Reproduce all of the records exactly.

=== Material supplied ===

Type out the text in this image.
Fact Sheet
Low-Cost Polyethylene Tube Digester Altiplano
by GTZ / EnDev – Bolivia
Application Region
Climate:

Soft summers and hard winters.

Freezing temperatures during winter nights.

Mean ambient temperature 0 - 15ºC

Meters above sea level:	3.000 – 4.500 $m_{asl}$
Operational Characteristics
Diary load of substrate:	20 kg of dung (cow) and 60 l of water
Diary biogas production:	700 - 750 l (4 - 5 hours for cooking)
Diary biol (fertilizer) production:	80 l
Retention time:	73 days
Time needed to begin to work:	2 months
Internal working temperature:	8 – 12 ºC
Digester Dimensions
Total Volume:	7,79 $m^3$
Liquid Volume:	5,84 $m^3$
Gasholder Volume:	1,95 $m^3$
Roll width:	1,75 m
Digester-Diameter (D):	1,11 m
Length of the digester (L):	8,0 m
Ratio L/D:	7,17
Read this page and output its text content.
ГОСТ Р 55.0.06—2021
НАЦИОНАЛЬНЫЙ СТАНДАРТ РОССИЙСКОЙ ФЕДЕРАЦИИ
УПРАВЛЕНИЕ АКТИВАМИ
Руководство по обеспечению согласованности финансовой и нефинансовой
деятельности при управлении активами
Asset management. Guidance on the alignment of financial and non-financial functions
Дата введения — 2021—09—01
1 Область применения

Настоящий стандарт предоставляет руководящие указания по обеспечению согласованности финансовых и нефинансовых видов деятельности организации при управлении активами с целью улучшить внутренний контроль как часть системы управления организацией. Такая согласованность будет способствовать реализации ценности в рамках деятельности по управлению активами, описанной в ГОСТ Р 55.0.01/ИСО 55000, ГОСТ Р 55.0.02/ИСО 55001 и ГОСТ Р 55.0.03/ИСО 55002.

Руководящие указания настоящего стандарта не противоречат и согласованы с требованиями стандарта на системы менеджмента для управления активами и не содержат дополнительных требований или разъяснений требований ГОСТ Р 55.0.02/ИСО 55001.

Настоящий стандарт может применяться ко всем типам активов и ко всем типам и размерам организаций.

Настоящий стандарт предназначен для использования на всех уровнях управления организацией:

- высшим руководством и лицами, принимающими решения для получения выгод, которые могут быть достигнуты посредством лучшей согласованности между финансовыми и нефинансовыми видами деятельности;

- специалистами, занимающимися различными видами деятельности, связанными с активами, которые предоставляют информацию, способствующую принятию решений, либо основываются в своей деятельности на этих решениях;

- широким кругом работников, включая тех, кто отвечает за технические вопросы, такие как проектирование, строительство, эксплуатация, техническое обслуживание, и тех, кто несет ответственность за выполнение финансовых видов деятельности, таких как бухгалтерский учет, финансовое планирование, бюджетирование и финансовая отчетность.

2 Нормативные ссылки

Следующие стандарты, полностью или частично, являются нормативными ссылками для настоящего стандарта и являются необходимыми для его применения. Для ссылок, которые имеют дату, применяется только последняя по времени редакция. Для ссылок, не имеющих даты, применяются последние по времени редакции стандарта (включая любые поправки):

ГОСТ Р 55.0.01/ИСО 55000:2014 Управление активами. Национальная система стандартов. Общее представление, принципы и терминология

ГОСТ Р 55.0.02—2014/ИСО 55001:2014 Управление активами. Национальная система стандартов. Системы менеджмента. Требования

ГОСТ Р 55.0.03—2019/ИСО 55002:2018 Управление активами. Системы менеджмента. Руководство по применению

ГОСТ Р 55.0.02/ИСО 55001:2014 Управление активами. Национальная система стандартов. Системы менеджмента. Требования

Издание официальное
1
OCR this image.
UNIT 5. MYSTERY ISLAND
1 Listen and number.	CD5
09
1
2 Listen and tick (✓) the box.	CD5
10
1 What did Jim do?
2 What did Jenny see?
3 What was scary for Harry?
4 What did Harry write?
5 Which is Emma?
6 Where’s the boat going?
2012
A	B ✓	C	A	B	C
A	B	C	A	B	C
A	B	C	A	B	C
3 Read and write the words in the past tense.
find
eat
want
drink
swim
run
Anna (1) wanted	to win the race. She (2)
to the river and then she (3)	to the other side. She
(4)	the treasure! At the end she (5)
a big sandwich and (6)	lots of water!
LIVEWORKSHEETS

===

Worked answer =>
Type out the text in this image.
Fact Sheet
Low-Cost Polyethylene Tube Digester Altiplano
by GTZ / EnDev – Bolivia
Application Region
Climate:

Soft summers and hard winters.

Freezing temperatures during winter nights.

Mean ambient temperature 0 - 15ºC

Meters above sea level:	3.000 – 4.500 $m_{asl}$
Operational Characteristics
Diary load of substrate:	20 kg of dung (cow) and 60 l of water
Diary biogas production:	700 - 750 l (4 - 5 hours for cooking)
Diary biol (fertilizer) production:	80 l
Retention time:	73 days
Time needed to begin to work:	2 months
Internal working temperature:	8 – 12 ºC
Digester Dimensions
Total Volume:	7,79 $m^3$
Liquid Volume:	5,84 $m^3$
Gasholder Volume:	1,95 $m^3$
Roll width:	1,75 m
Digester-Diameter (D):	1,11 m
Length of the digester (L):	8,0 m
Ratio L/D:	7,17
Read this page and output its text content.
ГОСТ Р 55.0.06—2021
НАЦИОНАЛЬНЫЙ СТАНДАРТ РОССИЙСКОЙ ФЕДЕРАЦИИ
УПРАВЛЕНИЕ АКТИВАМИ
Руководство по обеспечению согласованности финансовой и нефинансовой
деятельности при управлении активами
Asset management. Guidance on the alignment of financial and non-financial functions
Дата введения — 2021—09—01
1 Область применения

Настоящий стандарт предоставляет руководящие указания по обеспечению согласованности финансовых и нефинансовых видов деятельности организации при управлении активами с целью улучшить внутренний контроль как часть системы управления организацией. Такая согласованность будет способствовать реализации ценности в рамках деятельности по управлению активами, описанной в ГОСТ Р 55.0.01/ИСО 55000, ГОСТ Р 55.0.02/ИСО 55001 и ГОСТ Р 55.0.03/ИСО 55002.

Руководящие указания настоящего стандарта не противоречат и согласованы с требованиями стандарта на системы менеджмента для управления активами и не содержат дополнительных требований или разъяснений требований ГОСТ Р 55.0.02/ИСО 55001.

Настоящий стандарт может применяться ко всем типам активов и ко всем типам и размерам организаций.

Настоящий стандарт предназначен для использования на всех уровнях управления организацией:

- высшим руководством и лицами, принимающими решения для получения выгод, которые могут быть достигнуты посредством лучшей согласованности между финансовыми и нефинансовыми видами деятельности;

- специалистами, занимающимися различными видами деятельности, связанными с активами, которые предоставляют информацию, способствующую принятию решений, либо основываются в своей деятельности на этих решениях;

- широким кругом работников, включая тех, кто отвечает за технические вопросы, такие как проектирование, строительство, эксплуатация, техническое обслуживание, и тех, кто несет ответственность за выполнение финансовых видов деятельности, таких как бухгалтерский учет, финансовое планирование, бюджетирование и финансовая отчетность.

2 Нормативные ссылки

Следующие стандарты, полностью или частично, являются нормативными ссылками для настоящего стандарта и являются необходимыми для его применения. Для ссылок, которые имеют дату, применяется только последняя по времени редакция. Для ссылок, не имеющих даты, применяются последние по времени редакции стандарта (включая любые поправки):

ГОСТ Р 55.0.01/ИСО 55000:2014 Управление активами. Национальная система стандартов. Общее представление, принципы и терминология

ГОСТ Р 55.0.02—2014/ИСО 55001:2014 Управление активами. Национальная система стандартов. Системы менеджмента. Требования

ГОСТ Р 55.0.03—2019/ИСО 55002:2018 Управление активами. Системы менеджмента. Руководство по применению

ГОСТ Р 55.0.02/ИСО 55001:2014 Управление активами. Национальная система стандартов. Системы менеджмента. Требования

Издание официальное
1
OCR this image.
UNIT 5. MYSTERY ISLAND
1 Listen and number.	CD5
09
1
2 Listen and tick (✓) the box.	CD5
10
1 What did Jim do?
2 What did Jenny see?
3 What was scary for Harry?
4 What did Harry write?
5 Which is Emma?
6 Where’s the boat going?
2012
A	B ✓	C	A	B	C
A	B	C	A	B	C
A	B	C	A	B	C
3 Read and write the words in the past tense.
find
eat
want
drink
swim
run
Anna (1) wanted	to win the race. She (2)
to the river and then she (3)	to the other side. She
(4)	the treasure! At the end she (5)
a big sandwich and (6)	lots of water!
LIVEWORKSHEETS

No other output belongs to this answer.